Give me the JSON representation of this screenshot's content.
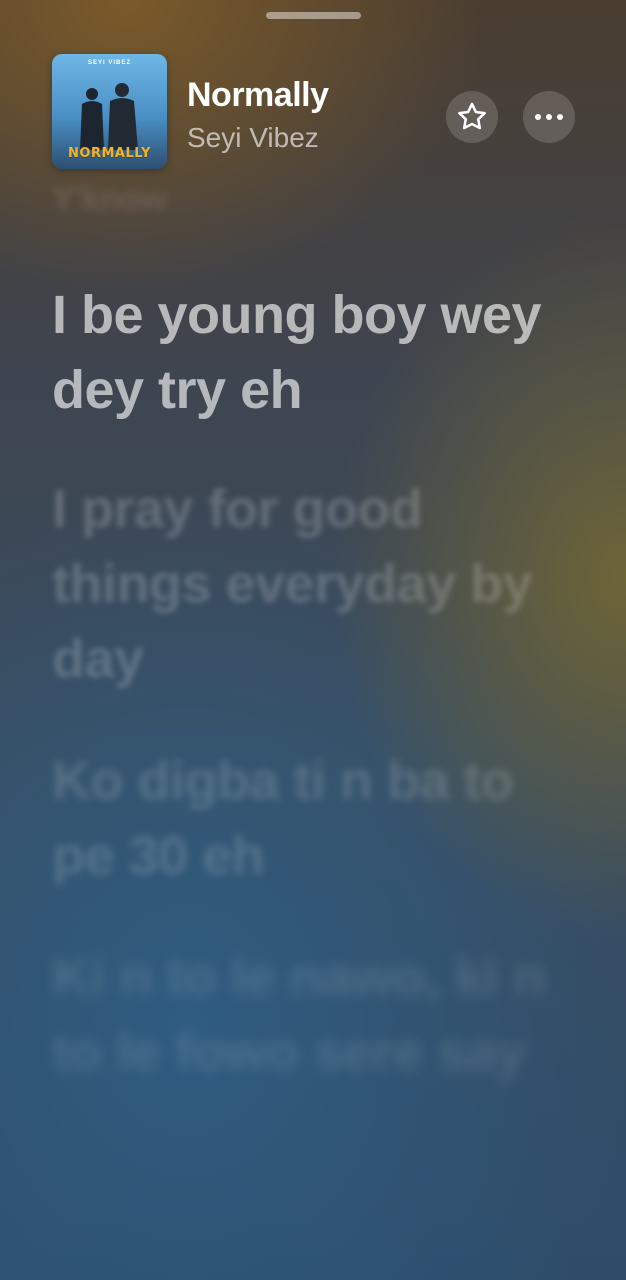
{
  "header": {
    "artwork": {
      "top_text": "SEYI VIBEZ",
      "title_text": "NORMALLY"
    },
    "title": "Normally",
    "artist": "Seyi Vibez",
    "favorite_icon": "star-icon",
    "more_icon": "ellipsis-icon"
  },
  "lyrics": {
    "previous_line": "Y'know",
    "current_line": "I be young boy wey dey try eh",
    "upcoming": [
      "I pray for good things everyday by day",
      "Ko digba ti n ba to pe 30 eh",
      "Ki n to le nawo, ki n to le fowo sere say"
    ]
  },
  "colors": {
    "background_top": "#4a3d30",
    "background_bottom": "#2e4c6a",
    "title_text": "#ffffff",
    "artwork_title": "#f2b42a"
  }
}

************

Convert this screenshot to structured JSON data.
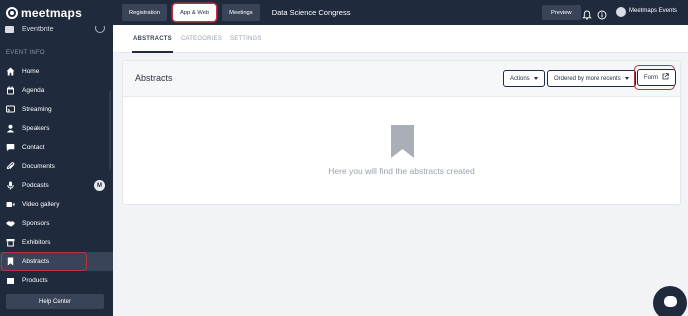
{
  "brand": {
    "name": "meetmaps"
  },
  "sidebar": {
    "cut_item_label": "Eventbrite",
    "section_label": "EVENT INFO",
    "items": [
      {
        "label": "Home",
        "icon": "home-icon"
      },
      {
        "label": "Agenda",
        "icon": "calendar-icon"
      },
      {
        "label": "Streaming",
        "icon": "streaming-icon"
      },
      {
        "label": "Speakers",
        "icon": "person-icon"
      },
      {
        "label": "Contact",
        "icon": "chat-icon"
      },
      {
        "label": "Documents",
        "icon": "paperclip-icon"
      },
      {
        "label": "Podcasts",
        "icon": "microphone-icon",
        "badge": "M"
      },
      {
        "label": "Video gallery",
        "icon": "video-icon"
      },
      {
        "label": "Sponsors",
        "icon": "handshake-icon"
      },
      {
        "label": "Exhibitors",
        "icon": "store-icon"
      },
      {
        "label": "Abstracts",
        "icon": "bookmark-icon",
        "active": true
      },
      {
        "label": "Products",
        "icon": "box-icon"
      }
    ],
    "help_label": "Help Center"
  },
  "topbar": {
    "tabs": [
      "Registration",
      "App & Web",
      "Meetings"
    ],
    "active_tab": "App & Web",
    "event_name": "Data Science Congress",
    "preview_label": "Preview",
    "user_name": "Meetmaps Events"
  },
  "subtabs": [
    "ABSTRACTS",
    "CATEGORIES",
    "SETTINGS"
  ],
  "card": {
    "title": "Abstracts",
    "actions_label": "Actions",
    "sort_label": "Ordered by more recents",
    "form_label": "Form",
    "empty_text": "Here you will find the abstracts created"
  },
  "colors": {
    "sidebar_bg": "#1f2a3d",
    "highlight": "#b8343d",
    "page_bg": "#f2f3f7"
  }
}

************

Given request = In the records above, locate each line with the word "JSON". Copy all such lines.

Solution for this problem =
Give me the JSON representation of this screenshot's content.
Convert this screenshot to structured JSON data.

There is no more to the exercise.